[RECORDS]:
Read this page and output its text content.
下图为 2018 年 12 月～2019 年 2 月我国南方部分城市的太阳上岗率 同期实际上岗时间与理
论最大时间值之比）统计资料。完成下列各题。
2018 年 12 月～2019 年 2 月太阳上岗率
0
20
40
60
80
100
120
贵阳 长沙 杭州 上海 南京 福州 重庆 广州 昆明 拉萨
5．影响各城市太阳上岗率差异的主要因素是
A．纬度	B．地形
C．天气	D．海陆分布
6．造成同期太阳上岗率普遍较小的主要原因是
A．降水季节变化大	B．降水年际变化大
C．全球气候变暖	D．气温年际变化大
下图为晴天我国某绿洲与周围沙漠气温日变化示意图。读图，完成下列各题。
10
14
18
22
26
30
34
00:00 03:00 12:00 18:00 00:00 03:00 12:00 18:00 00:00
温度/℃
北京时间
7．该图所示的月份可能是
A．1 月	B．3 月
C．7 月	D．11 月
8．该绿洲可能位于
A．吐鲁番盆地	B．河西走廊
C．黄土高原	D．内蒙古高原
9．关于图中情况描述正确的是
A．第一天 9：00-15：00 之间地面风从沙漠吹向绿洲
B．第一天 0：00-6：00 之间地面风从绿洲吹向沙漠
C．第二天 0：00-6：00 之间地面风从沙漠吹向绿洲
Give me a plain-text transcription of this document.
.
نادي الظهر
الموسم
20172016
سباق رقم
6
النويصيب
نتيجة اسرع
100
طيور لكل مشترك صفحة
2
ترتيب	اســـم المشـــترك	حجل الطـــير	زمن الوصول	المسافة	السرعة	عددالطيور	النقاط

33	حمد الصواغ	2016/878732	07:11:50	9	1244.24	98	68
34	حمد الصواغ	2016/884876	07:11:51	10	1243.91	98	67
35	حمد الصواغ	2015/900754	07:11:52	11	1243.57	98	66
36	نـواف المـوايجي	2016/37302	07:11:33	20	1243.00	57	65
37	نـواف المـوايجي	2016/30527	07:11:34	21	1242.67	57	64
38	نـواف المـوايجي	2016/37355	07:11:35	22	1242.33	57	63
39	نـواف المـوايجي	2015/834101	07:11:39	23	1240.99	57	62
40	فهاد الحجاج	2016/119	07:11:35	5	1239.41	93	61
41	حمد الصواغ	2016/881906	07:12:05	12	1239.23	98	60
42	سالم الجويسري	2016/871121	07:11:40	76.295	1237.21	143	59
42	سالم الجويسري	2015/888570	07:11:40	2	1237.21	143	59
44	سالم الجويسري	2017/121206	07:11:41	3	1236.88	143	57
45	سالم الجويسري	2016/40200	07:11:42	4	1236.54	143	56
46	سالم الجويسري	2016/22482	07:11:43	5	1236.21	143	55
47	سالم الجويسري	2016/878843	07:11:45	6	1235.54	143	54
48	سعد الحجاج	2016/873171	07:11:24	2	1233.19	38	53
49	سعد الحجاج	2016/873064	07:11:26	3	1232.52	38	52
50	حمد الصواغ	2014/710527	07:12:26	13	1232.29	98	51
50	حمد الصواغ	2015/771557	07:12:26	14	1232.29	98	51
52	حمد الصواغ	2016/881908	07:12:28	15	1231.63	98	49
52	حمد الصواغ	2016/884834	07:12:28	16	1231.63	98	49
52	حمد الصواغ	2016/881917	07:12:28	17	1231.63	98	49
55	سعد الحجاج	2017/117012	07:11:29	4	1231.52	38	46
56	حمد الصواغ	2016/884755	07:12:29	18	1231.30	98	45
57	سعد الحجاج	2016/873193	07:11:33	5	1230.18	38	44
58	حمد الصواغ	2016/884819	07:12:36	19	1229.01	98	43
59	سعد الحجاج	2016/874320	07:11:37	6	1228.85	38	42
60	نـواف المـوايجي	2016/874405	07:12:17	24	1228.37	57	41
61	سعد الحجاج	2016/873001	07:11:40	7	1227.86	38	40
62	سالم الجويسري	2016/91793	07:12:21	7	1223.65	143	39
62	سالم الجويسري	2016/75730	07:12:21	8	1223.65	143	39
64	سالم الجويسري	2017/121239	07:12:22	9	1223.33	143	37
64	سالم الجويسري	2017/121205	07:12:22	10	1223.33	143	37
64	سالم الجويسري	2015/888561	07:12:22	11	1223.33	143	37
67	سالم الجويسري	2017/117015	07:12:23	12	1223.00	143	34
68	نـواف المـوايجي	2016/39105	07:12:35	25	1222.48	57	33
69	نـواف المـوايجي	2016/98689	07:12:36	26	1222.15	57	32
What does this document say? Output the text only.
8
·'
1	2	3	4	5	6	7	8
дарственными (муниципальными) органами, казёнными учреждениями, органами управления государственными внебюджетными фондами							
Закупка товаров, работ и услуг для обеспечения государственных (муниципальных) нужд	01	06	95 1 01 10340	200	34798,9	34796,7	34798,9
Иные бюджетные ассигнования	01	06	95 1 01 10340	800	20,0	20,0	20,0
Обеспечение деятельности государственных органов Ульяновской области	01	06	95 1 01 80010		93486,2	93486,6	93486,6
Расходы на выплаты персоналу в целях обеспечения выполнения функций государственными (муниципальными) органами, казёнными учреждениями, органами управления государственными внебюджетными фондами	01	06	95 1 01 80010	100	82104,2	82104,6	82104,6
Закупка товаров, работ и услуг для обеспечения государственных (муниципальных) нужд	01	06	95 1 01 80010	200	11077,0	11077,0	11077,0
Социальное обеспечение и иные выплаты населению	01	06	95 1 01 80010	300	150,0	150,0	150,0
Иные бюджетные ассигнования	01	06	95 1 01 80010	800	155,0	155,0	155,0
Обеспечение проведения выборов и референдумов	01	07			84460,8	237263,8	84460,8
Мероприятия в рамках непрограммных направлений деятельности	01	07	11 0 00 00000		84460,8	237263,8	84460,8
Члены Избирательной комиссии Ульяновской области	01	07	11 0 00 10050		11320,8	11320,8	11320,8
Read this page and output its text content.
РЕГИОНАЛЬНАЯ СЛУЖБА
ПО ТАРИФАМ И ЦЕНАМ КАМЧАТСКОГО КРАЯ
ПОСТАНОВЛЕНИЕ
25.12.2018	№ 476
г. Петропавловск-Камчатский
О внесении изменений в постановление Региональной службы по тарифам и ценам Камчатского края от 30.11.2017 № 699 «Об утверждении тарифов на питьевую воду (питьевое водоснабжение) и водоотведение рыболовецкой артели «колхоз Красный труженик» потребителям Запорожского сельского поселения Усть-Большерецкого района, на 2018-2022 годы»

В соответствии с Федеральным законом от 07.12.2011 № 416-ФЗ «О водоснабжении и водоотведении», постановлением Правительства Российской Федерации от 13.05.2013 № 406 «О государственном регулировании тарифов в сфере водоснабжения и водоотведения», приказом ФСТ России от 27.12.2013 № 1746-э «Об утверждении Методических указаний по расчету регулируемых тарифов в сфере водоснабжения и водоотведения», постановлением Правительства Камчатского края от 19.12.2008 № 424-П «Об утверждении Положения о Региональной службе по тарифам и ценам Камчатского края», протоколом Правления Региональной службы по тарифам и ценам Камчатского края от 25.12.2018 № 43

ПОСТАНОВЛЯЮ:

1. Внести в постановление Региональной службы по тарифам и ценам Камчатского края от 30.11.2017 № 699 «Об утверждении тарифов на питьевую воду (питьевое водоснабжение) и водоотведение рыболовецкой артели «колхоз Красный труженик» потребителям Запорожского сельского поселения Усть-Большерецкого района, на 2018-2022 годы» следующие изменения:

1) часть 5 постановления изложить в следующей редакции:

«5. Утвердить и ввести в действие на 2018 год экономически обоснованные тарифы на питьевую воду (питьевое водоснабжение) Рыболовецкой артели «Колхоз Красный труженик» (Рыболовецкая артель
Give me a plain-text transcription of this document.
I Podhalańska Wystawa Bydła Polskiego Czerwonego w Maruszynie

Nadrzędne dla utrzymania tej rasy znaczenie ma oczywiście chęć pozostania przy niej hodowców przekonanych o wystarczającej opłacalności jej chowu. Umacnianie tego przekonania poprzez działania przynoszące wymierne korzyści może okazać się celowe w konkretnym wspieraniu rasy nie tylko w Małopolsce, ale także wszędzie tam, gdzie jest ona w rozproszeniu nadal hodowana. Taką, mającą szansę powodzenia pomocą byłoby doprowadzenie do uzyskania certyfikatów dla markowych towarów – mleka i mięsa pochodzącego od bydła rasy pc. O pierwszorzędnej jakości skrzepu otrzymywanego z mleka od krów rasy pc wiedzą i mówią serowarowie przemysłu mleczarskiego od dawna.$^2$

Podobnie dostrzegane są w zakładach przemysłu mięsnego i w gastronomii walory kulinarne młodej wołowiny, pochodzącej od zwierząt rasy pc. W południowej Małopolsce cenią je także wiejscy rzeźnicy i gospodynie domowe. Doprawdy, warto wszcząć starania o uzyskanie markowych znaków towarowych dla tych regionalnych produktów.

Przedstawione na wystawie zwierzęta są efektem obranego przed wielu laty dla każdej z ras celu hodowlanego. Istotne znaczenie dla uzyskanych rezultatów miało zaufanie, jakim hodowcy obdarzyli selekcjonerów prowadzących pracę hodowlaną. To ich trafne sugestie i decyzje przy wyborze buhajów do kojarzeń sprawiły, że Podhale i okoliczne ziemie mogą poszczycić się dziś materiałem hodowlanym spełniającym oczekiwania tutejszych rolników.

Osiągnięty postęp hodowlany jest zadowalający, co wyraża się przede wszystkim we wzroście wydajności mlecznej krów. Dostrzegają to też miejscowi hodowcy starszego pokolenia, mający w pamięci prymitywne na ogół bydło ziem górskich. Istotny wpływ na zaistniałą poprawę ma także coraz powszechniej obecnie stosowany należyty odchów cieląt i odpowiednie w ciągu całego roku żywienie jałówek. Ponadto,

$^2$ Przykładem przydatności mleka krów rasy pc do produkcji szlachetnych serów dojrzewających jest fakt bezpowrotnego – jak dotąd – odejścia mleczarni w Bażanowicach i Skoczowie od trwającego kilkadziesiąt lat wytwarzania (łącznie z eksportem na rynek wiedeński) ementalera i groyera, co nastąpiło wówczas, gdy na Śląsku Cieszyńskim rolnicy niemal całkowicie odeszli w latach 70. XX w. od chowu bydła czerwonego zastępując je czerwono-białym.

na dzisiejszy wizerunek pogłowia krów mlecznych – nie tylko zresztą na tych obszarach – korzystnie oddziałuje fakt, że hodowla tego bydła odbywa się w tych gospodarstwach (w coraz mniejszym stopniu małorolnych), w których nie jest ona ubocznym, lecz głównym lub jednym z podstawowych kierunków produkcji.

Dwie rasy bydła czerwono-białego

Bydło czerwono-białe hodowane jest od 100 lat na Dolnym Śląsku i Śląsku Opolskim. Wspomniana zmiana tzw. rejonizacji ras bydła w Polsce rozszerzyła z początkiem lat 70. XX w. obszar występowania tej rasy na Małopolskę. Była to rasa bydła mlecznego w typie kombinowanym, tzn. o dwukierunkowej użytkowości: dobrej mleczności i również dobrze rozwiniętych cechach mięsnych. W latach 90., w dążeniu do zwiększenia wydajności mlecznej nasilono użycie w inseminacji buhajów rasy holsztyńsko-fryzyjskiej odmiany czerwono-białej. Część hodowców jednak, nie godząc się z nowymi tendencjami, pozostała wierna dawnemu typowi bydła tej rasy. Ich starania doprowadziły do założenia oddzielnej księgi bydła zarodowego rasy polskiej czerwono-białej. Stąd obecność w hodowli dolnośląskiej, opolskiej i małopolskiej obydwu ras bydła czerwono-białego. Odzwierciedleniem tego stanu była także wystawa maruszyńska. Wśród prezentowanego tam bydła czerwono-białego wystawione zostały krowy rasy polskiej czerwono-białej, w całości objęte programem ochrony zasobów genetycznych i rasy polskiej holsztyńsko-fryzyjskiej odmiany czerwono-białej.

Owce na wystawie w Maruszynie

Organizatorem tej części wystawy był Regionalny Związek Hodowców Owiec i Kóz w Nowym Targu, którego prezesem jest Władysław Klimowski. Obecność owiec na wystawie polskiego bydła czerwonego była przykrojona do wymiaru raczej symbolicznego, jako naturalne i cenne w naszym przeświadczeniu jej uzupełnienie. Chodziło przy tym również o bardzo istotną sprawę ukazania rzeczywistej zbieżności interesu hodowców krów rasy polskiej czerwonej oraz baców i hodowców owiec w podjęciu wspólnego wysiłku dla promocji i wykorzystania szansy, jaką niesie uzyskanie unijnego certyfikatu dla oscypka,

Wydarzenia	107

[EXERCISE]: List every line above containing the word "fakt".

[EXERCISE RESPONSE]:
$^2$ Przykładem przydatności mleka krów rasy pc do produkcji szlachetnych serów dojrzewających jest fakt bezpowrotnego – jak dotąd – odejścia mleczarni w Bażanowicach i Skoczowie od trwającego kilkadziesiąt lat wytwarzania (łącznie z eksportem na rynek wiedeński) ementalera i groyera, co nastąpiło wówczas, gdy na Śląsku Cieszyńskim rolnicy niemal całkowicie odeszli w latach 70. XX w. od chowu bydła czerwonego zastępując je czerwono-białym.
na dzisiejszy wizerunek pogłowia krów mlecznych – nie tylko zresztą na tych obszarach – korzystnie oddziałuje fakt, że hodowla tego bydła odbywa się w tych gospodarstwach (w coraz mniejszym stopniu małorolnych), w których nie jest ona ubocznym, lecz głównym lub jednym z podstawowych kierunków produkcji.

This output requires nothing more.